Description of the task - Copy, in full, each line of the material that holds the word "squeezing".

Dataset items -
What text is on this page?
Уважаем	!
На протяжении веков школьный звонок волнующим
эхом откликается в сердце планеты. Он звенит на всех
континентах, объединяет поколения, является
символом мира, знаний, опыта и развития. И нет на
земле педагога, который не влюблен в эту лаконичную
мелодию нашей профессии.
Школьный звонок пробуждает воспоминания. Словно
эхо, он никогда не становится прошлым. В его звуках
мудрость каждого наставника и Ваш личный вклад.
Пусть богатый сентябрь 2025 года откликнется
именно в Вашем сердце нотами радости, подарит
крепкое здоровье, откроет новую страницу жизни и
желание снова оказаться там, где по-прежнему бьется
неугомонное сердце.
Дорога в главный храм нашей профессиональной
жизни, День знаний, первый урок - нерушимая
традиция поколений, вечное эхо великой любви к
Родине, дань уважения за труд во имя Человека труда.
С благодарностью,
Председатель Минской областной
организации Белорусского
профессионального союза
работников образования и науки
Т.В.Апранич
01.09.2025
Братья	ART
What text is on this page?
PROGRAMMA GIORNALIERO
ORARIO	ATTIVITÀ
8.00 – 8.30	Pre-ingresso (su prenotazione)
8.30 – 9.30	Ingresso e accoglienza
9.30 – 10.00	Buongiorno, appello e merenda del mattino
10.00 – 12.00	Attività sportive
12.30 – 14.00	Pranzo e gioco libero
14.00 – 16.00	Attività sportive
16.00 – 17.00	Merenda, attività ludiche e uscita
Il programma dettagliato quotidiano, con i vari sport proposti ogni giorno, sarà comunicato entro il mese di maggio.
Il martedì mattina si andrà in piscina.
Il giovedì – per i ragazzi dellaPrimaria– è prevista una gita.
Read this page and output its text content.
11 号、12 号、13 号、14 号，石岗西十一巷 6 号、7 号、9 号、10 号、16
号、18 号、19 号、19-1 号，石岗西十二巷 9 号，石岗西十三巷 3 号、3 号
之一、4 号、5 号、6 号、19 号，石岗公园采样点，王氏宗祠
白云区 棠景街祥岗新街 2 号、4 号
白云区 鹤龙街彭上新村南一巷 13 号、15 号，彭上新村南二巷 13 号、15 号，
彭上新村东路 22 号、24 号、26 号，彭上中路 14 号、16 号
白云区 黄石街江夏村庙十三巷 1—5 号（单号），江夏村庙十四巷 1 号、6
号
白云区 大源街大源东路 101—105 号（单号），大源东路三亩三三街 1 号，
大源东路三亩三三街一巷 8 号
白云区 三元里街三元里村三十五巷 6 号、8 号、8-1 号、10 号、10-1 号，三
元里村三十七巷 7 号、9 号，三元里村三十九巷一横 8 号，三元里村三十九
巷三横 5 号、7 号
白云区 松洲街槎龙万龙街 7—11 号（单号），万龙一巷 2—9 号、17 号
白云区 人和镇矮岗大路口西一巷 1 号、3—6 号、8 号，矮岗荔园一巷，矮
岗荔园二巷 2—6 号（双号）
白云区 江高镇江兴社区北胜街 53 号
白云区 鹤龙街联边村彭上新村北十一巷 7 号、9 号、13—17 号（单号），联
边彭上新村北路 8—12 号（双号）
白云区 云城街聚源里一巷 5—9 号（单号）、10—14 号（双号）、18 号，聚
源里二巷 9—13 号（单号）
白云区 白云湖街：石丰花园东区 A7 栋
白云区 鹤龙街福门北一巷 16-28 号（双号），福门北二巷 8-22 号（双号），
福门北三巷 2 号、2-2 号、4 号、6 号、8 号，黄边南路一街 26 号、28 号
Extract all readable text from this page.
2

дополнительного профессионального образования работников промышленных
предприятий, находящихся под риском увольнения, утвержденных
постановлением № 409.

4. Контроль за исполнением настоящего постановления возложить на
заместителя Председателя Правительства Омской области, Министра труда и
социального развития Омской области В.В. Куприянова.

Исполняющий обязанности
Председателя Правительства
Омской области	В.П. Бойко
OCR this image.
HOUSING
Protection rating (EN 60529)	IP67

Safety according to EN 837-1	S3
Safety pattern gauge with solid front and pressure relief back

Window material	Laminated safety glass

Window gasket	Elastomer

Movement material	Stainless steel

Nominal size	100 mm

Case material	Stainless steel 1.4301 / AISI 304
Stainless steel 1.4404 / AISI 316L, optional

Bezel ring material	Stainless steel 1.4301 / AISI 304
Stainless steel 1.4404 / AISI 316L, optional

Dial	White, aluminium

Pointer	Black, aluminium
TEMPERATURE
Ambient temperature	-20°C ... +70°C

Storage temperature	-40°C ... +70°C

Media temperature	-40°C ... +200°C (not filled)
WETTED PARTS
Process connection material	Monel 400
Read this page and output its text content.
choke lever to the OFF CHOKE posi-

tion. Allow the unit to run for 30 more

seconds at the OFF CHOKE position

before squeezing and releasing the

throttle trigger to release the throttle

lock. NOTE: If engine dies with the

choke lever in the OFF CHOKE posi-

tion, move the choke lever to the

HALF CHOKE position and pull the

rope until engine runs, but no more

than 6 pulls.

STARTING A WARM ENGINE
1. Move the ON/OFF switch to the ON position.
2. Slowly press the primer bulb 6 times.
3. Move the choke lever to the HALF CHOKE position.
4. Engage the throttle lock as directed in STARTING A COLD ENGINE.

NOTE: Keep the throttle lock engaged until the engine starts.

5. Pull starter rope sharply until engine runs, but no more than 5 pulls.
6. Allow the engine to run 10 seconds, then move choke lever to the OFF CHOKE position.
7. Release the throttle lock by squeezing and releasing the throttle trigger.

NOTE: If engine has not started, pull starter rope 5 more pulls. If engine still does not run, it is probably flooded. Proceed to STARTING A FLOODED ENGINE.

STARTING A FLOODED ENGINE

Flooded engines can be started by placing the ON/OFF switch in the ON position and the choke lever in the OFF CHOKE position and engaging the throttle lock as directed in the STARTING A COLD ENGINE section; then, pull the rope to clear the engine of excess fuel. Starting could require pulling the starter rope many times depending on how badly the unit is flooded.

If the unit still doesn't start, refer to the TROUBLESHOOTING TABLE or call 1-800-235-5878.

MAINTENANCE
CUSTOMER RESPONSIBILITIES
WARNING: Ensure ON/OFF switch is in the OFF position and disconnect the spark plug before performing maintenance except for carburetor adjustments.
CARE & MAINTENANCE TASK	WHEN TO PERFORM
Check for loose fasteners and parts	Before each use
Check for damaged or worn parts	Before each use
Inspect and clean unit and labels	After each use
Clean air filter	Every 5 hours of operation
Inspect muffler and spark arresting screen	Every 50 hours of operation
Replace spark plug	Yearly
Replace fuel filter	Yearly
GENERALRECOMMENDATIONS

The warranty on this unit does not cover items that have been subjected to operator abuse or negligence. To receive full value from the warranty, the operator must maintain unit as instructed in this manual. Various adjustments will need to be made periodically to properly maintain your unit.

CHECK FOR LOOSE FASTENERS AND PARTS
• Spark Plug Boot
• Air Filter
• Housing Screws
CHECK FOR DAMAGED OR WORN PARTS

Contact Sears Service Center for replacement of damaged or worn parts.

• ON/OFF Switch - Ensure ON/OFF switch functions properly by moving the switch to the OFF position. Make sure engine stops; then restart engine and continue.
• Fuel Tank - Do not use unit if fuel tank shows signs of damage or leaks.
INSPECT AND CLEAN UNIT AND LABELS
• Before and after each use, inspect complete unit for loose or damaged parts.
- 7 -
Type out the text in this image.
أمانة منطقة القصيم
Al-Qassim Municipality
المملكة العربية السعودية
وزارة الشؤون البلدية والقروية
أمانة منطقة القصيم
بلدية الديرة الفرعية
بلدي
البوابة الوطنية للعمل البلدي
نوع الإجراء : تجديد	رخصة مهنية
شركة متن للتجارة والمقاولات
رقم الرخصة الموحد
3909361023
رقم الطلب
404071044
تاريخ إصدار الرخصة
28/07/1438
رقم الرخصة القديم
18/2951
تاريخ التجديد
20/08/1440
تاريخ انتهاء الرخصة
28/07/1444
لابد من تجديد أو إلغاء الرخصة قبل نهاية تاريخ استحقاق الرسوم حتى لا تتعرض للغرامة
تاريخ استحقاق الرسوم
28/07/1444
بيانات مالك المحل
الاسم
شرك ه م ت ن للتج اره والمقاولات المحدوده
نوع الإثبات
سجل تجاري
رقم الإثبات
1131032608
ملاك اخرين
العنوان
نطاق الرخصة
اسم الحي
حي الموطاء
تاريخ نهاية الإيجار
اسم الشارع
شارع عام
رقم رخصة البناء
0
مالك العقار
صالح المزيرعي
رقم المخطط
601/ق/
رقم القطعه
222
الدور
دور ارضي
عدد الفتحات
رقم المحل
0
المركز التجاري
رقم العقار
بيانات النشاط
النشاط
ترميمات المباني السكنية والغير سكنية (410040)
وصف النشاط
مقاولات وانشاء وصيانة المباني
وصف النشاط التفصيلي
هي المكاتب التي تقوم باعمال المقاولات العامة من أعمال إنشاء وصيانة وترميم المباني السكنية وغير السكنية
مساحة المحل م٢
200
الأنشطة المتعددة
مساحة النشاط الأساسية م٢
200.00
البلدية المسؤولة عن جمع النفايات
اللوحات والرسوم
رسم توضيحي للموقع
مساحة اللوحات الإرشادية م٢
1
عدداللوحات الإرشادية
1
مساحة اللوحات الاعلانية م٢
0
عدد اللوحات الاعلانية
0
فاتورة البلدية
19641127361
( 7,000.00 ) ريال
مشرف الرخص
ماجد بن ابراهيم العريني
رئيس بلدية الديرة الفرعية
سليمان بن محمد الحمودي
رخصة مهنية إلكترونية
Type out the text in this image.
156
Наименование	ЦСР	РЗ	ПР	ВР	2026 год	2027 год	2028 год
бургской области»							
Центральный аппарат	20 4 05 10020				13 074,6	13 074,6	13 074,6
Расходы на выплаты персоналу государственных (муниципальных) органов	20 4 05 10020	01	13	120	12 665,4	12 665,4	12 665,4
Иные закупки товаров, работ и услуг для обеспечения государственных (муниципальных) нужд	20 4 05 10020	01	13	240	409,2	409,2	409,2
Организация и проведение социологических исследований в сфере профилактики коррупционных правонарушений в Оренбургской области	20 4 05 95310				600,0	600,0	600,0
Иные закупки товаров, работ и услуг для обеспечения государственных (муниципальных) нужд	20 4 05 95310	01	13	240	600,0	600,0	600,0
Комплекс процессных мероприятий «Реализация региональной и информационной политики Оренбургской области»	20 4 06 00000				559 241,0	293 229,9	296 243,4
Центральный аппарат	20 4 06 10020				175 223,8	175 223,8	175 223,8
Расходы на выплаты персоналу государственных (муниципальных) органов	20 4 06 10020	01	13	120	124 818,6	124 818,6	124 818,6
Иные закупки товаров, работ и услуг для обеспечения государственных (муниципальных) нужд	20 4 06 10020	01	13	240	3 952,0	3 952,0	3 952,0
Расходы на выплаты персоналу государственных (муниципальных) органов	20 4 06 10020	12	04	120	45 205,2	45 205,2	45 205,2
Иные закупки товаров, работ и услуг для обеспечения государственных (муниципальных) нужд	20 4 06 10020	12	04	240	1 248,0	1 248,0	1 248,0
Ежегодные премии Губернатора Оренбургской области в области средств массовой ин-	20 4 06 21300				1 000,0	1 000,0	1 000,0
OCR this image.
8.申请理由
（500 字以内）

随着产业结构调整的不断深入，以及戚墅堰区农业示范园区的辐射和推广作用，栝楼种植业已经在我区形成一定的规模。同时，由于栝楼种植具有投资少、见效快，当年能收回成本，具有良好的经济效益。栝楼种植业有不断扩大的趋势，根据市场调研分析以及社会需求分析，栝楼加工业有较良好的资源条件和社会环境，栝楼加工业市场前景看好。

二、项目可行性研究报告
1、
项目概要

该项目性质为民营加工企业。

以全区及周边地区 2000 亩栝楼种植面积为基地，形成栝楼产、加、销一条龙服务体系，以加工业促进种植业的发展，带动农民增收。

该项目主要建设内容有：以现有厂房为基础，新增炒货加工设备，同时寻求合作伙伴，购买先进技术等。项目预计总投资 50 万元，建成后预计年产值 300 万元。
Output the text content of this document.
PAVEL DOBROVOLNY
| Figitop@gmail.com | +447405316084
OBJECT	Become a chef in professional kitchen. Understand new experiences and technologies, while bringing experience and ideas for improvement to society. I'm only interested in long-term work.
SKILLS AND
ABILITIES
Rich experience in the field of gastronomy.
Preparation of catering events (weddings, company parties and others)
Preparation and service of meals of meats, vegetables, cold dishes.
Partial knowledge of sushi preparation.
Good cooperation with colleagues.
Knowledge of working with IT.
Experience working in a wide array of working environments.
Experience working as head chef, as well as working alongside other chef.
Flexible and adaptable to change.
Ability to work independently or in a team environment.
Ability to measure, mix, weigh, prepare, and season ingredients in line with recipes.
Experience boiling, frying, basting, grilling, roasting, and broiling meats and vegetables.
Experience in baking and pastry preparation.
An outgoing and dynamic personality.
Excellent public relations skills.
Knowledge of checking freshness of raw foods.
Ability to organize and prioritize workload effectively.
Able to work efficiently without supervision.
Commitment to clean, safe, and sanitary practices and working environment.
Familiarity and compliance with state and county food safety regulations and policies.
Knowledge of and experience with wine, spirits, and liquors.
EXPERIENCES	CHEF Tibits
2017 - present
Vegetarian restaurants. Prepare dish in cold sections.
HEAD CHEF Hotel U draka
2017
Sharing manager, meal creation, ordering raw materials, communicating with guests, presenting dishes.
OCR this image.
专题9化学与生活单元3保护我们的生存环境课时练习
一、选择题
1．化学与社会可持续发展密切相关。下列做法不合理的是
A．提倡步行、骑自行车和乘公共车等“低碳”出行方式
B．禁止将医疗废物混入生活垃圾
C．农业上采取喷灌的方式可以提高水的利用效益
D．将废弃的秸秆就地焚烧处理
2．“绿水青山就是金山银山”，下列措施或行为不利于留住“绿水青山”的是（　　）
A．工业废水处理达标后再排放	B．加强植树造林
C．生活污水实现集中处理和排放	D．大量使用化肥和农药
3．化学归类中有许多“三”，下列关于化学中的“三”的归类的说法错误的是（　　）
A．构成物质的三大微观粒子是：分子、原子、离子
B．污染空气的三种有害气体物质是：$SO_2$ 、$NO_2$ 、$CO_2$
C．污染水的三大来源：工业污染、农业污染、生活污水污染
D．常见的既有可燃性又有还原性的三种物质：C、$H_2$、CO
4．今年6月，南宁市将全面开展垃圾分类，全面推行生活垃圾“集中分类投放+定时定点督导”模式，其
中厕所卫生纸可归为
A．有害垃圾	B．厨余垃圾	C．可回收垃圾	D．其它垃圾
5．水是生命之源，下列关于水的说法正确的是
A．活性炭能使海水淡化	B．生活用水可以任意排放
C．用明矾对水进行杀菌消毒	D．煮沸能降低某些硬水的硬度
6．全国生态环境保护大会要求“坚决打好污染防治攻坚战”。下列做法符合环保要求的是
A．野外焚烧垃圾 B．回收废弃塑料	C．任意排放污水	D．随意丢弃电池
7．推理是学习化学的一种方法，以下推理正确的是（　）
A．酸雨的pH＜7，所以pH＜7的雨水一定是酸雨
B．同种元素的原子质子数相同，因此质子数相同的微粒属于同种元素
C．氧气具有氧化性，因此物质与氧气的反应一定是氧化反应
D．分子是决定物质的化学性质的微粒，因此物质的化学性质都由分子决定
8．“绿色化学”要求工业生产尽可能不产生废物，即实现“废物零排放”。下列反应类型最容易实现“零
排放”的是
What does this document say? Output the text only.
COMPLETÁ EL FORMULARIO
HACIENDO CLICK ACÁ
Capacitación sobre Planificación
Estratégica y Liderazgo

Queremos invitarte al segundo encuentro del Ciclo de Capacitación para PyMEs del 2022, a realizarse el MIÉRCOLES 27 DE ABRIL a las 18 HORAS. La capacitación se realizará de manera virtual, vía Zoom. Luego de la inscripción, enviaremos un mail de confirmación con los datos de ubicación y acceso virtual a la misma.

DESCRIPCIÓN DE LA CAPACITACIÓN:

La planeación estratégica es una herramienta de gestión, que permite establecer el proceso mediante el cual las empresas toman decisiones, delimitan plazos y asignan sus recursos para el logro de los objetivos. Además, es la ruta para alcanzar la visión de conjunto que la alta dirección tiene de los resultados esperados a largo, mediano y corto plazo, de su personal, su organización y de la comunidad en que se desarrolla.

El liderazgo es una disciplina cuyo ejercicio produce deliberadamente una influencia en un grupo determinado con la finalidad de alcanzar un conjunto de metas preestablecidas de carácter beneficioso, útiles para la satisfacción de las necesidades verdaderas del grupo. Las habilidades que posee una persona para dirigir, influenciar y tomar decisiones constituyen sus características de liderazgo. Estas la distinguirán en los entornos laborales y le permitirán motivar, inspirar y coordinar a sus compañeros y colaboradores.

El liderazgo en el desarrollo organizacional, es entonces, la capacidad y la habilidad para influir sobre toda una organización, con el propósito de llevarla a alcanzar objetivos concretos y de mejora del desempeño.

Result of the task -
before squeezing and releasing the
7. Release the throttle lock by squeezing and releasing the throttle trigger.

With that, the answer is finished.